# WHAT THE TASK ASKS
Please write out the material that follows, exactly as it stands.

[Raw records]
§ §
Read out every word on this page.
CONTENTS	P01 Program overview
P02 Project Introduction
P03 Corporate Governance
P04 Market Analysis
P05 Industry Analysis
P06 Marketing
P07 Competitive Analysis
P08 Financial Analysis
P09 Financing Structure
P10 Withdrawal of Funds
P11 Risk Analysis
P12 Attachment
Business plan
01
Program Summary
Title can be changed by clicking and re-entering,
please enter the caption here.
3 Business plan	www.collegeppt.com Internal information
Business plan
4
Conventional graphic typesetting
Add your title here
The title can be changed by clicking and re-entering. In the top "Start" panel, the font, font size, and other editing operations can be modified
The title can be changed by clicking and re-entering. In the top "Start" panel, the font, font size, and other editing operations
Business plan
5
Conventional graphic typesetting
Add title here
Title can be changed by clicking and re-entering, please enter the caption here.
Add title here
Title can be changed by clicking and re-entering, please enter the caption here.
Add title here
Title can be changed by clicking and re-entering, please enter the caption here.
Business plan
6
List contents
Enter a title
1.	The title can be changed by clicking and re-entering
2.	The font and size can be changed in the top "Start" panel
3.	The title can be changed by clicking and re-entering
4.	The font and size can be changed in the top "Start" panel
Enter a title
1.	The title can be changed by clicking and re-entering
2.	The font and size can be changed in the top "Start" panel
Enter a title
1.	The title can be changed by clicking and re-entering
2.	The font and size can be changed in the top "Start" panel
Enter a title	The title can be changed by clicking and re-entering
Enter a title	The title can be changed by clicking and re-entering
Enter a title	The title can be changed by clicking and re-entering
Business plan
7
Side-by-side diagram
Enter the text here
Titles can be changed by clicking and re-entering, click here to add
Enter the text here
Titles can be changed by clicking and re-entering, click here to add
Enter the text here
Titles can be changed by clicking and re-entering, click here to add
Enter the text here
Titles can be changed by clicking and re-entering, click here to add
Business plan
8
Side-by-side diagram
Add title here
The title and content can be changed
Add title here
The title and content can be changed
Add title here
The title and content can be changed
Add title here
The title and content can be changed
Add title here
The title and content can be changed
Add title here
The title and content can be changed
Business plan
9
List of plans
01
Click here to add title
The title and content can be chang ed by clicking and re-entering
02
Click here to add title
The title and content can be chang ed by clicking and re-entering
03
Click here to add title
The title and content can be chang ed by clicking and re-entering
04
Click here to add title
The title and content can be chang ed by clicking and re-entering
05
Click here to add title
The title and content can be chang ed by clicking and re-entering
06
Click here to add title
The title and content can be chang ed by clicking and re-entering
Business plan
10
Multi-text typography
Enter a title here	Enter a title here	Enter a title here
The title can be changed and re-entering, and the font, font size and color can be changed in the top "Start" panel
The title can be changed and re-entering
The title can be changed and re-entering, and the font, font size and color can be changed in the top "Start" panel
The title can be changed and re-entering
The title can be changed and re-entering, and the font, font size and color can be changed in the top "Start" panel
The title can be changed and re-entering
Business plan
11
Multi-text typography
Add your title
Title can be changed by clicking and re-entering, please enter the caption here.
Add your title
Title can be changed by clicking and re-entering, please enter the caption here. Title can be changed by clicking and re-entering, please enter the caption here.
§ §
# WRITTEN SOLUTION
Read out every word on this page.
CONTENTS	P01 Program overview
P02 Project Introduction
P03 Corporate Governance
P04 Market Analysis
P05 Industry Analysis
P06 Marketing
P07 Competitive Analysis
P08 Financial Analysis
P09 Financing Structure
P10 Withdrawal of Funds
P11 Risk Analysis
P12 Attachment
Business plan
01
Program Summary
Title can be changed by clicking and re-entering,
please enter the caption here.
3 Business plan	www.collegeppt.com Internal information
Business plan
4
Conventional graphic typesetting
Add your title here
The title can be changed by clicking and re-entering. In the top "Start" panel, the font, font size, and other editing operations can be modified
The title can be changed by clicking and re-entering. In the top "Start" panel, the font, font size, and other editing operations
Business plan
5
Conventional graphic typesetting
Add title here
Title can be changed by clicking and re-entering, please enter the caption here.
Add title here
Title can be changed by clicking and re-entering, please enter the caption here.
Add title here
Title can be changed by clicking and re-entering, please enter the caption here.
Business plan
6
List contents
Enter a title
1.	The title can be changed by clicking and re-entering
2.	The font and size can be changed in the top "Start" panel
3.	The title can be changed by clicking and re-entering
4.	The font and size can be changed in the top "Start" panel
Enter a title
1.	The title can be changed by clicking and re-entering
2.	The font and size can be changed in the top "Start" panel
Enter a title
1.	The title can be changed by clicking and re-entering
2.	The font and size can be changed in the top "Start" panel
Enter a title	The title can be changed by clicking and re-entering
Enter a title	The title can be changed by clicking and re-entering
Enter a title	The title can be changed by clicking and re-entering
Business plan
7
Side-by-side diagram
Enter the text here
Titles can be changed by clicking and re-entering, click here to add
Enter the text here
Titles can be changed by clicking and re-entering, click here to add
Enter the text here
Titles can be changed by clicking and re-entering, click here to add
Enter the text here
Titles can be changed by clicking and re-entering, click here to add
Business plan
8
Side-by-side diagram
Add title here
The title and content can be changed
Add title here
The title and content can be changed
Add title here
The title and content can be changed
Add title here
The title and content can be changed
Add title here
The title and content can be changed
Add title here
The title and content can be changed
Business plan
9
List of plans
01
Click here to add title
The title and content can be chang ed by clicking and re-entering
02
Click here to add title
The title and content can be chang ed by clicking and re-entering
03
Click here to add title
The title and content can be chang ed by clicking and re-entering
04
Click here to add title
The title and content can be chang ed by clicking and re-entering
05
Click here to add title
The title and content can be chang ed by clicking and re-entering
06
Click here to add title
The title and content can be chang ed by clicking and re-entering
Business plan
10
Multi-text typography
Enter a title here	Enter a title here	Enter a title here
The title can be changed and re-entering, and the font, font size and color can be changed in the top "Start" panel
The title can be changed and re-entering
The title can be changed and re-entering, and the font, font size and color can be changed in the top "Start" panel
The title can be changed and re-entering
The title can be changed and re-entering, and the font, font size and color can be changed in the top "Start" panel
The title can be changed and re-entering
Business plan
11
Multi-text typography
Add your title
Title can be changed by clicking and re-entering, please enter the caption here.
Add your title
Title can be changed by clicking and re-entering, please enter the caption here. Title can be changed by clicking and re-entering, please enter the caption here.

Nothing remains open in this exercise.